**Task input**.
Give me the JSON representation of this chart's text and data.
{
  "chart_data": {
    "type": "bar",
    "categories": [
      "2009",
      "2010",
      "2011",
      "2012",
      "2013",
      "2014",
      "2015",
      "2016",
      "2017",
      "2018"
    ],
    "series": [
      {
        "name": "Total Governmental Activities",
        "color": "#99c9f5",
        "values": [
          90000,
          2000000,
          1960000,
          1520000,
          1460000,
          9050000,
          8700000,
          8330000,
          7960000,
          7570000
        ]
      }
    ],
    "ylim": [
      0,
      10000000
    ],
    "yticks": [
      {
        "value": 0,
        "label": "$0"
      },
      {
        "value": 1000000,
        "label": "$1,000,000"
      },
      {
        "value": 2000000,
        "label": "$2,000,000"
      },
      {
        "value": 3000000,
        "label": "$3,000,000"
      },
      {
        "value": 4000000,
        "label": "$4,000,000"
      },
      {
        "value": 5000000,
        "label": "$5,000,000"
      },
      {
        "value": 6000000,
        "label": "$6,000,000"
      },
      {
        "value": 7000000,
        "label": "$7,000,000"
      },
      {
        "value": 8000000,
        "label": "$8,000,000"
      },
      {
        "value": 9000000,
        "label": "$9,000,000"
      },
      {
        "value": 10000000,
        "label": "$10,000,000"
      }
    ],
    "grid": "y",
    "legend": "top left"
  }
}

**Instructions for the task**.
Set every line of the listing down word for word.

**Answer below**.
Give me the JSON representation of this chart's text and data.
{
  "chart_data": {
    "type": "bar",
    "categories": [
      "2009",
      "2010",
      "2011",
      "2012",
      "2013",
      "2014",
      "2015",
      "2016",
      "2017",
      "2018"
    ],
    "series": [
      {
        "name": "Total Governmental Activities",
        "color": "#99c9f5",
        "values": [
          90000,
          2000000,
          1960000,
          1520000,
          1460000,
          9050000,
          8700000,
          8330000,
          7960000,
          7570000
        ]
      }
    ],
    "ylim": [
      0,
      10000000
    ],
    "yticks": [
      {
        "value": 0,
        "label": "$0"
      },
      {
        "value": 1000000,
        "label": "$1,000,000"
      },
      {
        "value": 2000000,
        "label": "$2,000,000"
      },
      {
        "value": 3000000,
        "label": "$3,000,000"
      },
      {
        "value": 4000000,
        "label": "$4,000,000"
      },
      {
        "value": 5000000,
        "label": "$5,000,000"
      },
      {
        "value": 6000000,
        "label": "$6,000,000"
      },
      {
        "value": 7000000,
        "label": "$7,000,000"
      },
      {
        "value": 8000000,
        "label": "$8,000,000"
      },
      {
        "value": 9000000,
        "label": "$9,000,000"
      },
      {
        "value": 10000000,
        "label": "$10,000,000"
      }
    ],
    "grid": "y",
    "legend": "top left"
  }
}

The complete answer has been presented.